[Saved data entries]

##############################

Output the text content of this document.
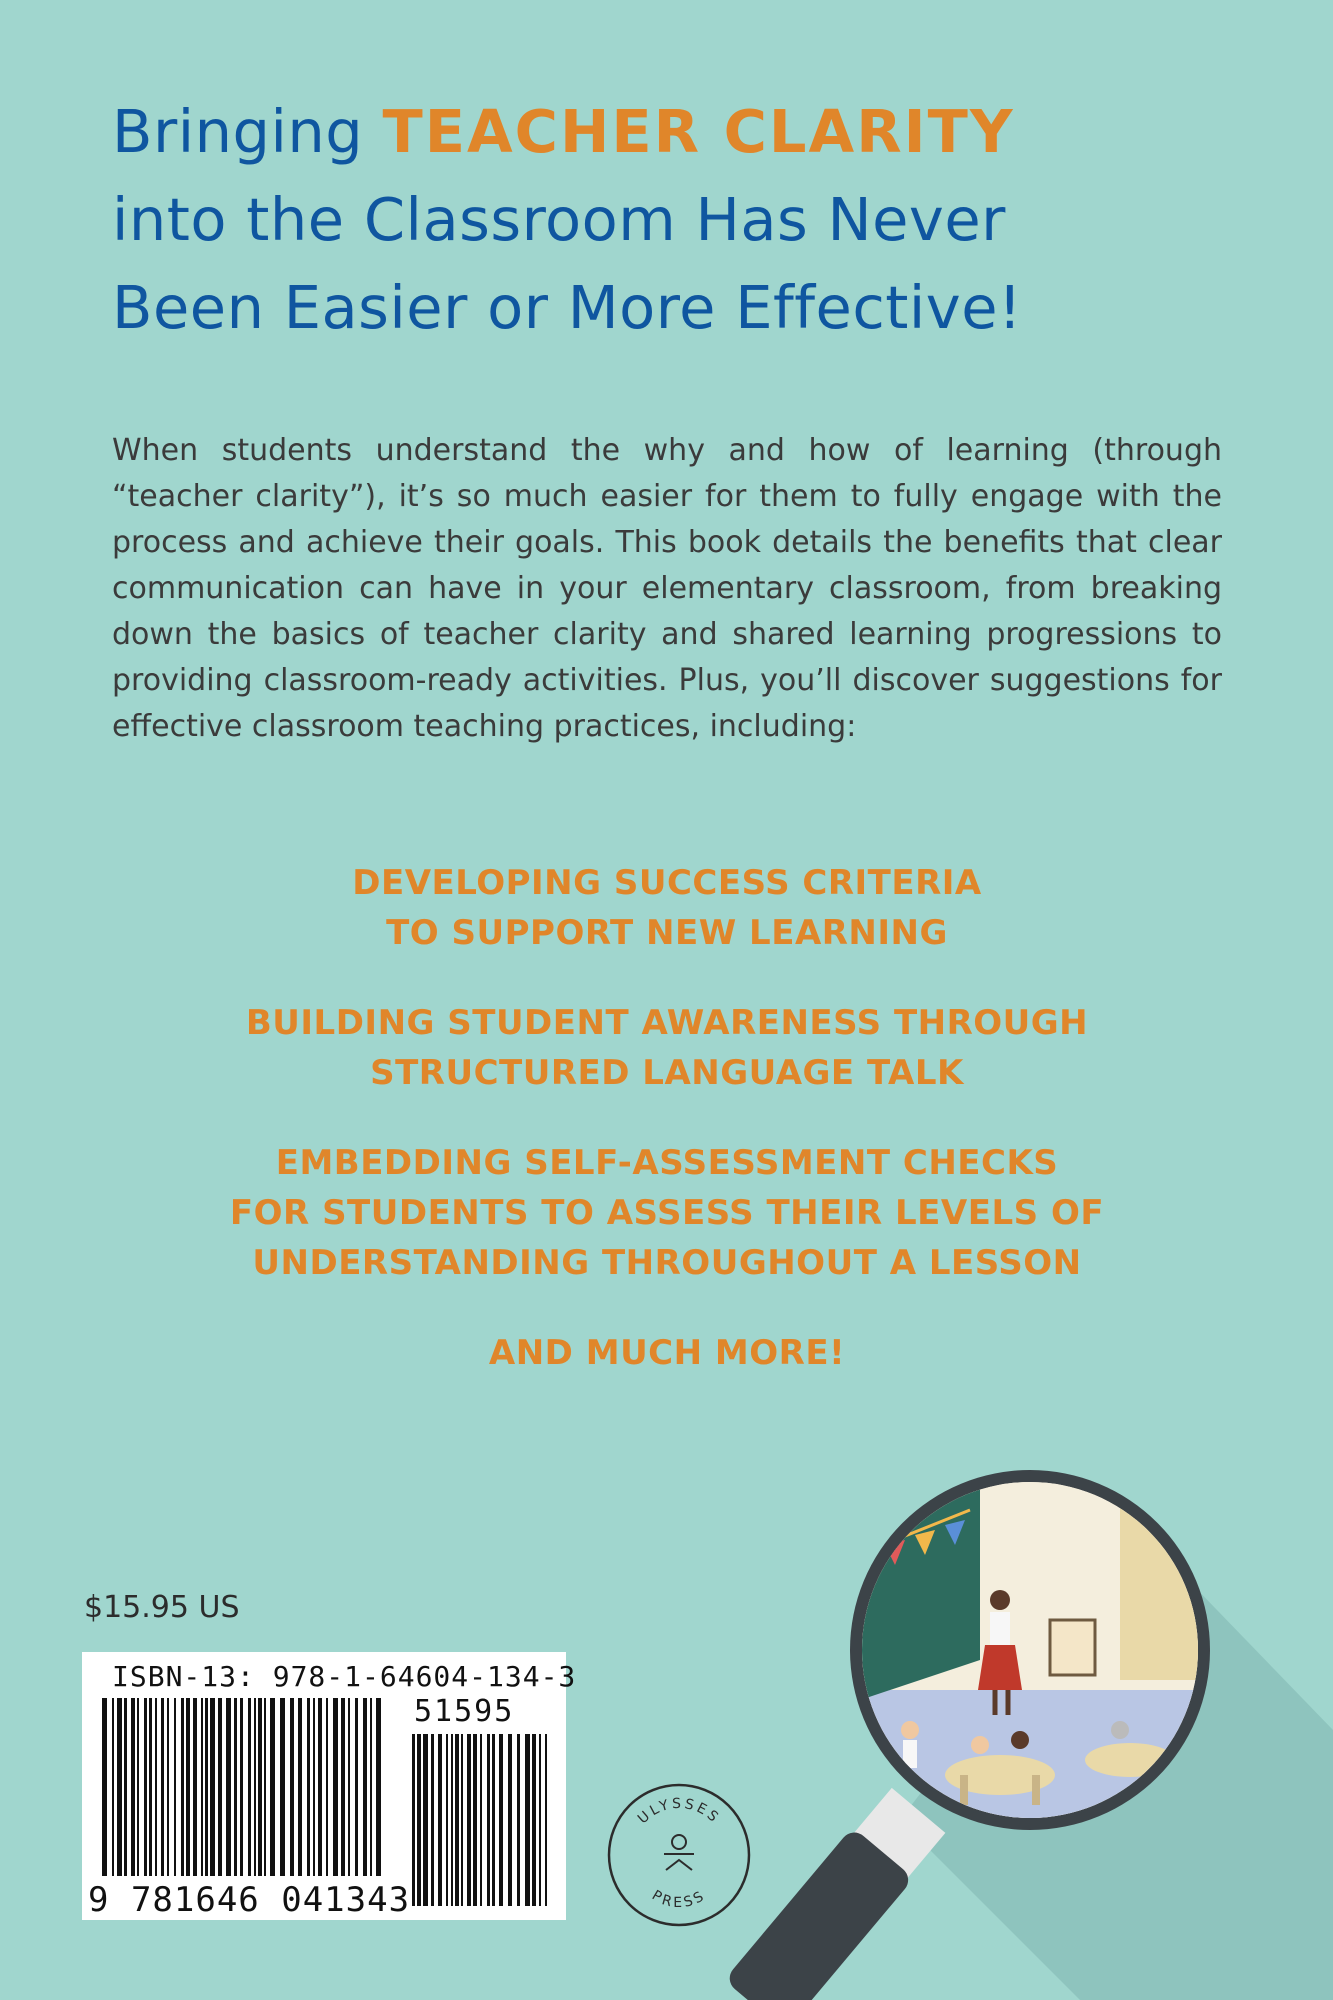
Bringing TEACHER CLARITY
into the Classroom Has Never
Been Easier or More Effective!
When students understand the why and how of learning (through “teacher clarity”), it’s so much easier for them to fully engage with the process and achieve their goals. This book details the benefits that clear communication can have in your elementary classroom, from breaking down the basics of teacher clarity and shared learning progressions to providing classroom-ready activities. Plus, you’ll discover suggestions for effective classroom teaching practices, including:
DEVELOPING SUCCESS CRITERIA
TO SUPPORT NEW LEARNING
BUILDING STUDENT AWARENESS THROUGH
STRUCTURED LANGUAGE TALK
EMBEDDING SELF-ASSESSMENT CHECKS
FOR STUDENTS TO ASSESS THEIR LEVELS OF
UNDERSTANDING THROUGHOUT A LESSON
AND MUCH MORE!
$15.95 US
ISBN-13: 978-1-64604-134-3
51595
9 781646 041343
ULYSSES
PRESS
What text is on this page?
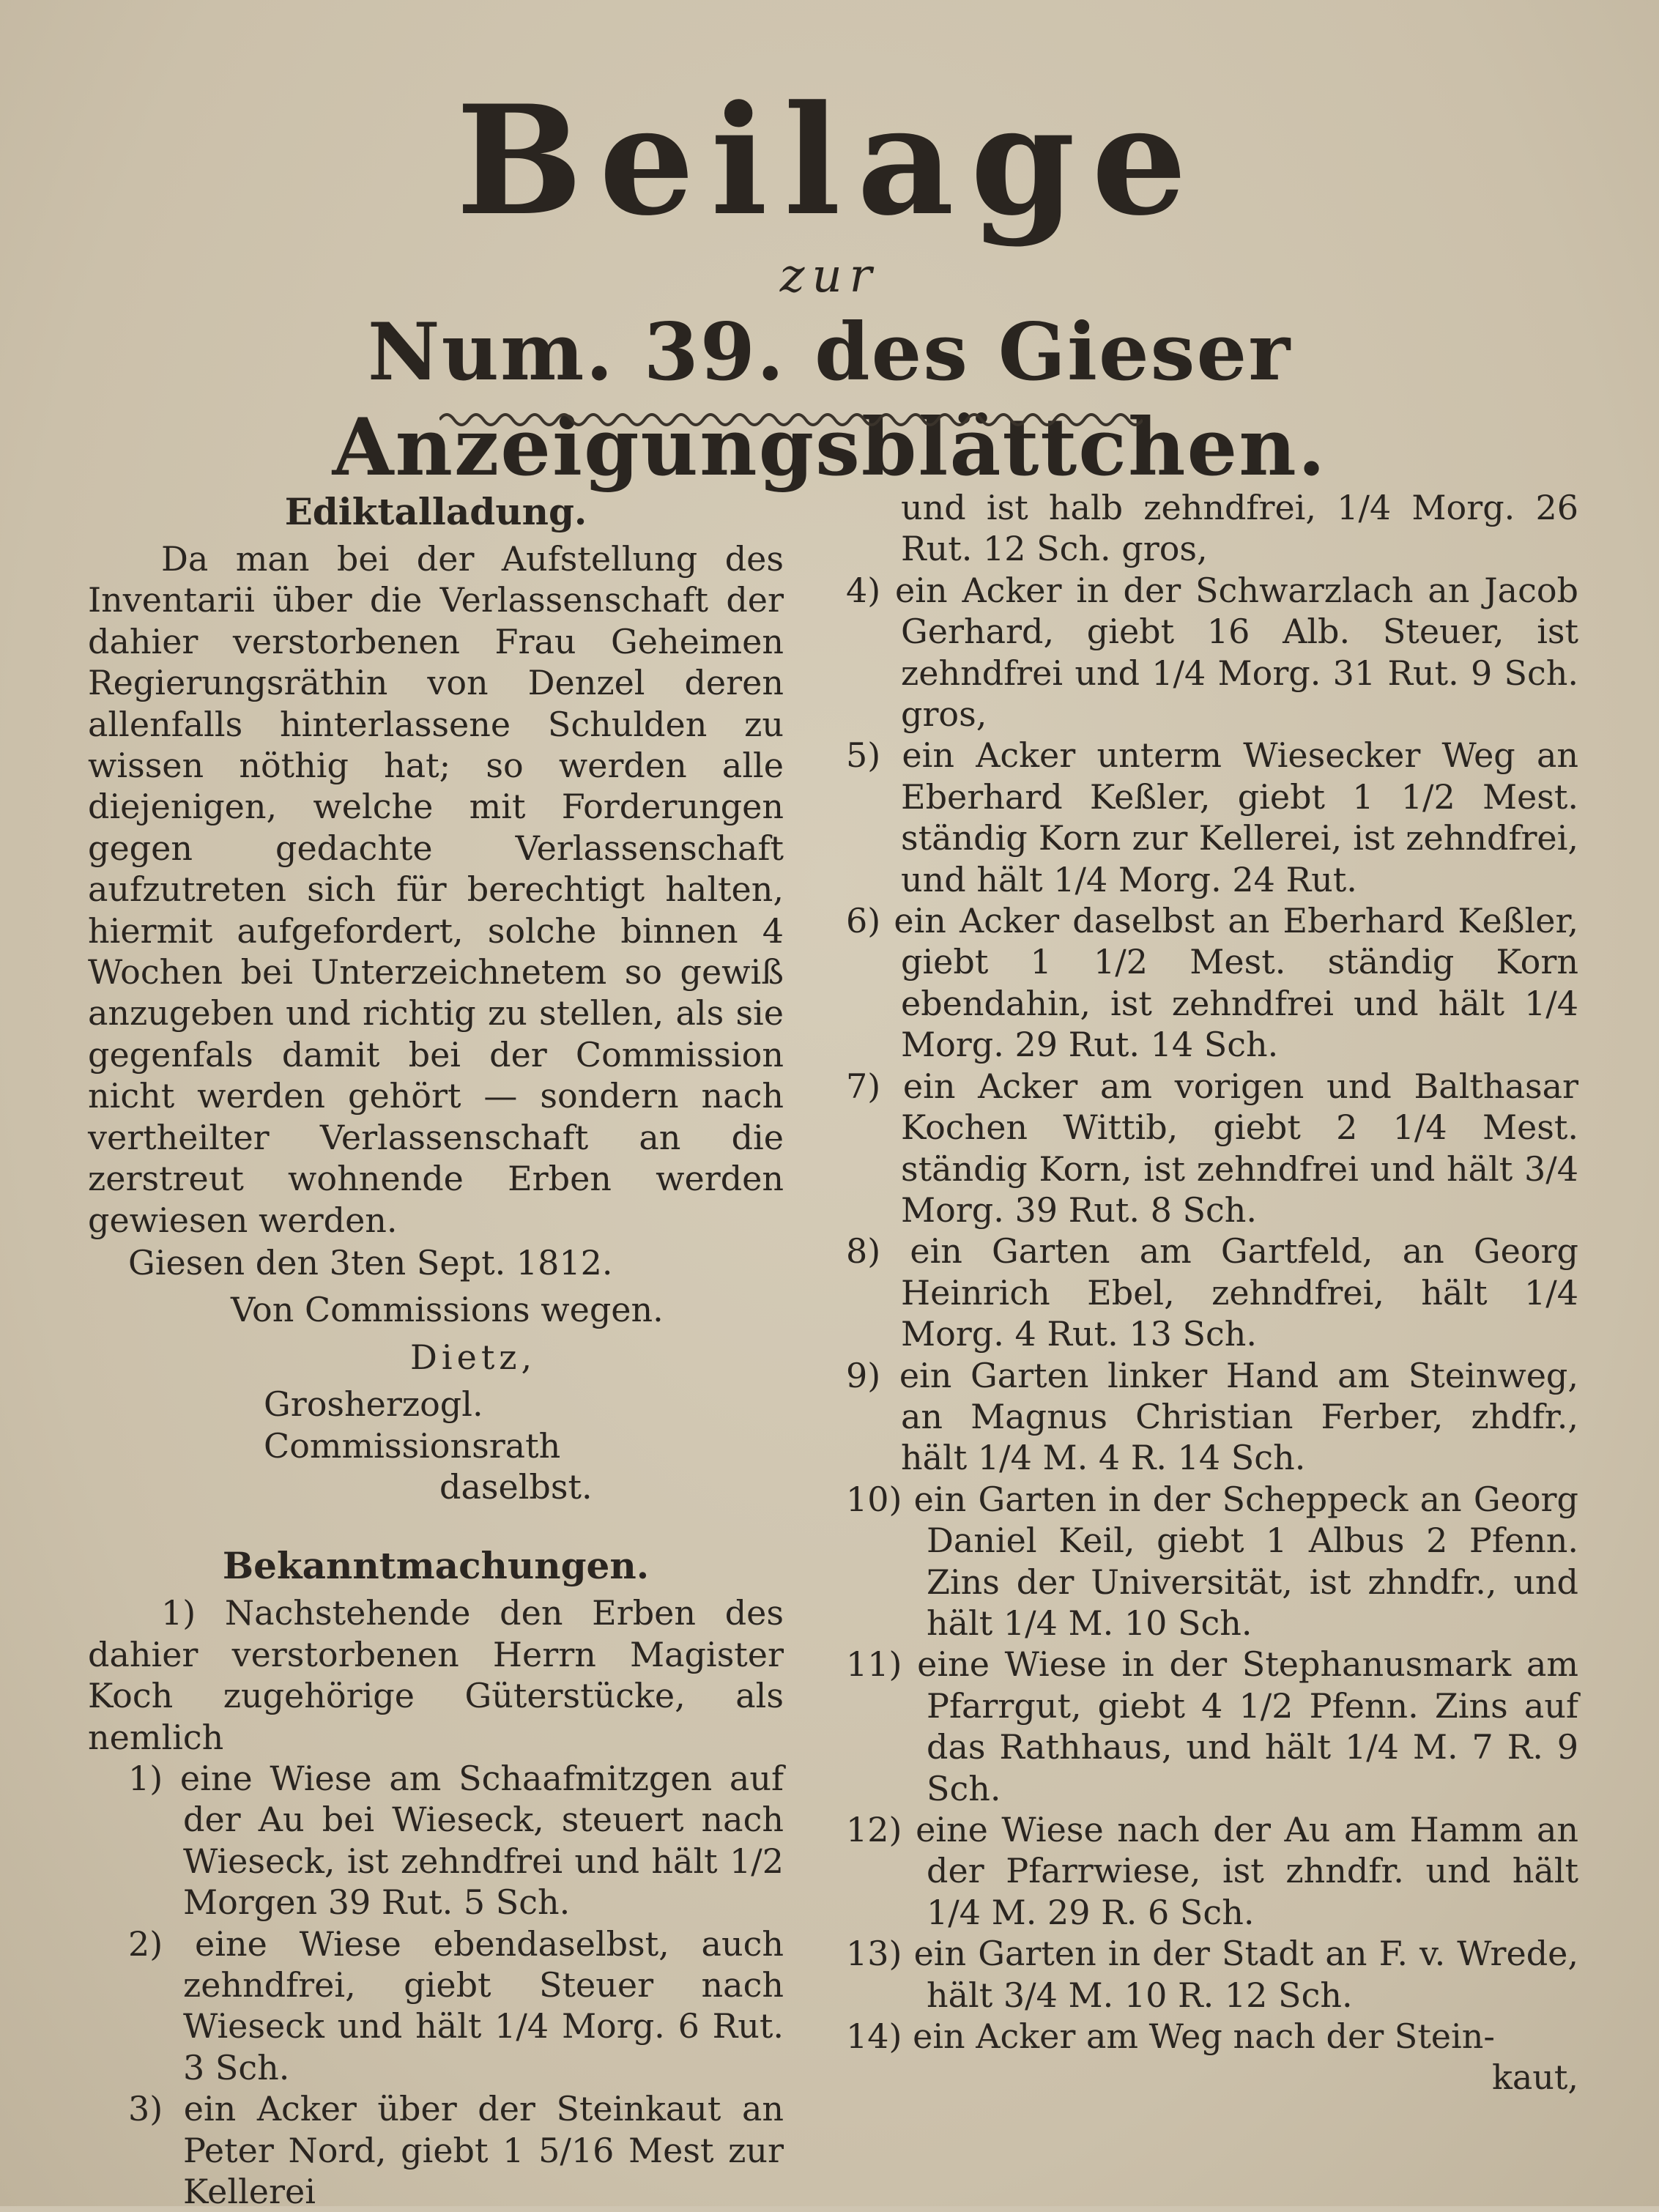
Beilage
zur
Num. 39. des Gieser Anzeigungsblättchen.
Ediktalladung.

Da man bei der Aufstellung des Inventarii über die Verlassenschaft der dahier verstorbenen Frau Geheimen Regierungsräthin von Denzel deren allenfalls hinterlassene Schulden zu wissen nöthig hat; so werden alle diejenigen, welche mit Forderungen gegen gedachte Verlassenschaft aufzutreten sich für berechtigt halten, hiermit aufgefordert, solche binnen 4 Wochen bei Unterzeichnetem so gewiß anzugeben und richtig zu stellen, als sie gegenfals damit bei der Commission nicht werden gehört — sondern nach vertheilter Verlassenschaft an die zerstreut wohnende Erben werden gewiesen werden.

Giesen den 3ten Sept. 1812.
Von Commissions wegen.
Dietz,
Grosherzogl. Commissionsrath
daselbst.
Bekanntmachungen.

1) Nachstehende den Erben des dahier verstorbenen Herrn Magister Koch zugehörige Güterstücke, als nemlich

1) eine Wiese am Schaafmitzgen auf der Au bei Wieseck, steuert nach Wieseck, ist zehndfrei und hält 1/2 Morgen 39 Rut. 5 Sch.

2) eine Wiese ebendaselbst, auch zehndfrei, giebt Steuer nach Wieseck und hält 1/4 Morg. 6 Rut. 3 Sch.

3) ein Acker über der Steinkaut an Peter Nord, giebt 1 5/16 Mest zur Kellerei

und ist halb zehndfrei, 1/4 Morg. 26 Rut. 12 Sch. gros,

4) ein Acker in der Schwarzlach an Jacob Gerhard, giebt 16 Alb. Steuer, ist zehndfrei und 1/4 Morg. 31 Rut. 9 Sch. gros,

5) ein Acker unterm Wiesecker Weg an Eberhard Keßler, giebt 1 1/2 Mest. ständig Korn zur Kellerei, ist zehndfrei, und hält 1/4 Morg. 24 Rut.

6) ein Acker daselbst an Eberhard Keßler, giebt 1 1/2 Mest. ständig Korn ebendahin, ist zehndfrei und hält 1/4 Morg. 29 Rut. 14 Sch.

7) ein Acker am vorigen und Balthasar Kochen Wittib, giebt 2 1/4 Mest. ständig Korn, ist zehndfrei und hält 3/4 Morg. 39 Rut. 8 Sch.

8) ein Garten am Gartfeld, an Georg Heinrich Ebel, zehndfrei, hält 1/4 Morg. 4 Rut. 13 Sch.

9) ein Garten linker Hand am Steinweg, an Magnus Christian Ferber, zhdfr., hält 1/4 M. 4 R. 14 Sch.

10) ein Garten in der Scheppeck an Georg Daniel Keil, giebt 1 Albus 2 Pfenn. Zins der Universität, ist zhndfr., und hält 1/4 M. 10 Sch.

11) eine Wiese in der Stephanusmark am Pfarrgut, giebt 4 1/2 Pfenn. Zins auf das Rathhaus, und hält 1/4 M. 7 R. 9 Sch.

12) eine Wiese nach der Au am Hamm an der Pfarrwiese, ist zhndfr. und hält 1/4 M. 29 R. 6 Sch.

13) ein Garten in der Stadt an F. v. Wrede, hält 3/4 M. 10 R. 12 Sch.

14) ein Acker am Weg nach der Stein-

kaut,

##############################

**TASK BRIEF:** Reproduce the material above verbatim; omit every picture.

**RESPONSE TO THE EXERCISE:**
Output the text content of this document.
Bringing TEACHER CLARITY
into the Classroom Has Never
Been Easier or More Effective!
When students understand the why and how of learning (through “teacher clarity”), it’s so much easier for them to fully engage with the process and achieve their goals. This book details the benefits that clear communication can have in your elementary classroom, from breaking down the basics of teacher clarity and shared learning progressions to providing classroom-ready activities. Plus, you’ll discover suggestions for effective classroom teaching practices, including:
DEVELOPING SUCCESS CRITERIA
TO SUPPORT NEW LEARNING
BUILDING STUDENT AWARENESS THROUGH
STRUCTURED LANGUAGE TALK
EMBEDDING SELF-ASSESSMENT CHECKS
FOR STUDENTS TO ASSESS THEIR LEVELS OF
UNDERSTANDING THROUGHOUT A LESSON
AND MUCH MORE!
$15.95 US
ISBN-13: 978-1-64604-134-3
51595
9 781646 041343
ULYSSES
PRESS
What text is on this page?
Beilage
zur
Num. 39. des Gieser Anzeigungsblättchen.
Ediktalladung.

Da man bei der Aufstellung des Inventarii über die Verlassenschaft der dahier verstorbenen Frau Geheimen Regierungsräthin von Denzel deren allenfalls hinterlassene Schulden zu wissen nöthig hat; so werden alle diejenigen, welche mit Forderungen gegen gedachte Verlassenschaft aufzutreten sich für berechtigt halten, hiermit aufgefordert, solche binnen 4 Wochen bei Unterzeichnetem so gewiß anzugeben und richtig zu stellen, als sie gegenfals damit bei der Commission nicht werden gehört — sondern nach vertheilter Verlassenschaft an die zerstreut wohnende Erben werden gewiesen werden.

Giesen den 3ten Sept. 1812.
Von Commissions wegen.
Dietz,
Grosherzogl. Commissionsrath
daselbst.
Bekanntmachungen.

1) Nachstehende den Erben des dahier verstorbenen Herrn Magister Koch zugehörige Güterstücke, als nemlich

1) eine Wiese am Schaafmitzgen auf der Au bei Wieseck, steuert nach Wieseck, ist zehndfrei und hält 1/2 Morgen 39 Rut. 5 Sch.

2) eine Wiese ebendaselbst, auch zehndfrei, giebt Steuer nach Wieseck und hält 1/4 Morg. 6 Rut. 3 Sch.

3) ein Acker über der Steinkaut an Peter Nord, giebt 1 5/16 Mest zur Kellerei

und ist halb zehndfrei, 1/4 Morg. 26 Rut. 12 Sch. gros,

4) ein Acker in der Schwarzlach an Jacob Gerhard, giebt 16 Alb. Steuer, ist zehndfrei und 1/4 Morg. 31 Rut. 9 Sch. gros,

5) ein Acker unterm Wiesecker Weg an Eberhard Keßler, giebt 1 1/2 Mest. ständig Korn zur Kellerei, ist zehndfrei, und hält 1/4 Morg. 24 Rut.

6) ein Acker daselbst an Eberhard Keßler, giebt 1 1/2 Mest. ständig Korn ebendahin, ist zehndfrei und hält 1/4 Morg. 29 Rut. 14 Sch.

7) ein Acker am vorigen und Balthasar Kochen Wittib, giebt 2 1/4 Mest. ständig Korn, ist zehndfrei und hält 3/4 Morg. 39 Rut. 8 Sch.

8) ein Garten am Gartfeld, an Georg Heinrich Ebel, zehndfrei, hält 1/4 Morg. 4 Rut. 13 Sch.

9) ein Garten linker Hand am Steinweg, an Magnus Christian Ferber, zhdfr., hält 1/4 M. 4 R. 14 Sch.

10) ein Garten in der Scheppeck an Georg Daniel Keil, giebt 1 Albus 2 Pfenn. Zins der Universität, ist zhndfr., und hält 1/4 M. 10 Sch.

11) eine Wiese in der Stephanusmark am Pfarrgut, giebt 4 1/2 Pfenn. Zins auf das Rathhaus, und hält 1/4 M. 7 R. 9 Sch.

12) eine Wiese nach der Au am Hamm an der Pfarrwiese, ist zhndfr. und hält 1/4 M. 29 R. 6 Sch.

13) ein Garten in der Stadt an F. v. Wrede, hält 3/4 M. 10 R. 12 Sch.

14) ein Acker am Weg nach der Stein-

kaut,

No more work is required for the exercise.